__Problem description__:
Quote every line below exactly as it reads.

__Provided material__:
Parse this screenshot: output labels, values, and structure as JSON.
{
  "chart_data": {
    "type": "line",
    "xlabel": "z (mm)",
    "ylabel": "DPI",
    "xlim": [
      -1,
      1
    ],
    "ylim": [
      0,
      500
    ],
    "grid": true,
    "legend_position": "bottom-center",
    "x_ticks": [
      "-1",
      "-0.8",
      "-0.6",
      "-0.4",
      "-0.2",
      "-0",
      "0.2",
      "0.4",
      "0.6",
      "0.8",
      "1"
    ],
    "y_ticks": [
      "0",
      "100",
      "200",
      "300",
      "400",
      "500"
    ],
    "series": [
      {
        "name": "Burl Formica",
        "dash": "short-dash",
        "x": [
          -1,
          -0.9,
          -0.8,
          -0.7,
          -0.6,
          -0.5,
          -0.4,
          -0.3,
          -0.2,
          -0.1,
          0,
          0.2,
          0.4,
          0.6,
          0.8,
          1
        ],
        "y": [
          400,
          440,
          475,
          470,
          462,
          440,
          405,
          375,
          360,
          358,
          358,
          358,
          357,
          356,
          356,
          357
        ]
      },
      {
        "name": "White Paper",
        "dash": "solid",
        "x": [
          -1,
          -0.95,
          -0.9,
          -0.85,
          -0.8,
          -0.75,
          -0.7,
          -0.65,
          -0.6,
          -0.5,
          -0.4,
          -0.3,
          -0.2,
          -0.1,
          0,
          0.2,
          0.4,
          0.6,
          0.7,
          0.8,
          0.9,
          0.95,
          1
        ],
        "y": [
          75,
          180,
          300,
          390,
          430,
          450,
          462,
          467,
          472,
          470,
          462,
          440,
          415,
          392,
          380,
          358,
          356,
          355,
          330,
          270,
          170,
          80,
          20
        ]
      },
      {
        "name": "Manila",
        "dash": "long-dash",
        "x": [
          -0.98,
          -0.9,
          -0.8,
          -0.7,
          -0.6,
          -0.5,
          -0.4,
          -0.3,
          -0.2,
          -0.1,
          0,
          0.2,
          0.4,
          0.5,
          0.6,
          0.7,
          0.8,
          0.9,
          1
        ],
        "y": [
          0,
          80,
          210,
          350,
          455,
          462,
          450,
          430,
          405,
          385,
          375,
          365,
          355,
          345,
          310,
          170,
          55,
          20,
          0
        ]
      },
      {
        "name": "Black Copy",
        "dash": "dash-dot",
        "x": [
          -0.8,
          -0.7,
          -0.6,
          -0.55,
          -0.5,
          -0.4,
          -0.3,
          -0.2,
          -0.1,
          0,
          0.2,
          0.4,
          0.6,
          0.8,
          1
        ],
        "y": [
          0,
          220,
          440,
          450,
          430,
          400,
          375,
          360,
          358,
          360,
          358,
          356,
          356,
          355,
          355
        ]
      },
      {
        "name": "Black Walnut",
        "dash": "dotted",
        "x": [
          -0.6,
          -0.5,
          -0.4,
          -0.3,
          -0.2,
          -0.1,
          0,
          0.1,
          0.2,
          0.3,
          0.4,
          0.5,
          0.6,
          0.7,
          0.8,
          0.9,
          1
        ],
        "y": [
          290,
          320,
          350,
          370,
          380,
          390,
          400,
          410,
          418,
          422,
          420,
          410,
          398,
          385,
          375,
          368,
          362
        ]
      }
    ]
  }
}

__Output for this exercise__:
Parse this screenshot: output labels, values, and structure as JSON.
{
  "chart_data": {
    "type": "line",
    "xlabel": "z (mm)",
    "ylabel": "DPI",
    "xlim": [
      -1,
      1
    ],
    "ylim": [
      0,
      500
    ],
    "grid": true,
    "legend_position": "bottom-center",
    "x_ticks": [
      "-1",
      "-0.8",
      "-0.6",
      "-0.4",
      "-0.2",
      "-0",
      "0.2",
      "0.4",
      "0.6",
      "0.8",
      "1"
    ],
    "y_ticks": [
      "0",
      "100",
      "200",
      "300",
      "400",
      "500"
    ],
    "series": [
      {
        "name": "Burl Formica",
        "dash": "short-dash",
        "x": [
          -1,
          -0.9,
          -0.8,
          -0.7,
          -0.6,
          -0.5,
          -0.4,
          -0.3,
          -0.2,
          -0.1,
          0,
          0.2,
          0.4,
          0.6,
          0.8,
          1
        ],
        "y": [
          400,
          440,
          475,
          470,
          462,
          440,
          405,
          375,
          360,
          358,
          358,
          358,
          357,
          356,
          356,
          357
        ]
      },
      {
        "name": "White Paper",
        "dash": "solid",
        "x": [
          -1,
          -0.95,
          -0.9,
          -0.85,
          -0.8,
          -0.75,
          -0.7,
          -0.65,
          -0.6,
          -0.5,
          -0.4,
          -0.3,
          -0.2,
          -0.1,
          0,
          0.2,
          0.4,
          0.6,
          0.7,
          0.8,
          0.9,
          0.95,
          1
        ],
        "y": [
          75,
          180,
          300,
          390,
          430,
          450,
          462,
          467,
          472,
          470,
          462,
          440,
          415,
          392,
          380,
          358,
          356,
          355,
          330,
          270,
          170,
          80,
          20
        ]
      },
      {
        "name": "Manila",
        "dash": "long-dash",
        "x": [
          -0.98,
          -0.9,
          -0.8,
          -0.7,
          -0.6,
          -0.5,
          -0.4,
          -0.3,
          -0.2,
          -0.1,
          0,
          0.2,
          0.4,
          0.5,
          0.6,
          0.7,
          0.8,
          0.9,
          1
        ],
        "y": [
          0,
          80,
          210,
          350,
          455,
          462,
          450,
          430,
          405,
          385,
          375,
          365,
          355,
          345,
          310,
          170,
          55,
          20,
          0
        ]
      },
      {
        "name": "Black Copy",
        "dash": "dash-dot",
        "x": [
          -0.8,
          -0.7,
          -0.6,
          -0.55,
          -0.5,
          -0.4,
          -0.3,
          -0.2,
          -0.1,
          0,
          0.2,
          0.4,
          0.6,
          0.8,
          1
        ],
        "y": [
          0,
          220,
          440,
          450,
          430,
          400,
          375,
          360,
          358,
          360,
          358,
          356,
          356,
          355,
          355
        ]
      },
      {
        "name": "Black Walnut",
        "dash": "dotted",
        "x": [
          -0.6,
          -0.5,
          -0.4,
          -0.3,
          -0.2,
          -0.1,
          0,
          0.1,
          0.2,
          0.3,
          0.4,
          0.5,
          0.6,
          0.7,
          0.8,
          0.9,
          1
        ],
        "y": [
          290,
          320,
          350,
          370,
          380,
          390,
          400,
          410,
          418,
          422,
          420,
          410,
          398,
          385,
          375,
          368,
          362
        ]
      }
    ]
  }
}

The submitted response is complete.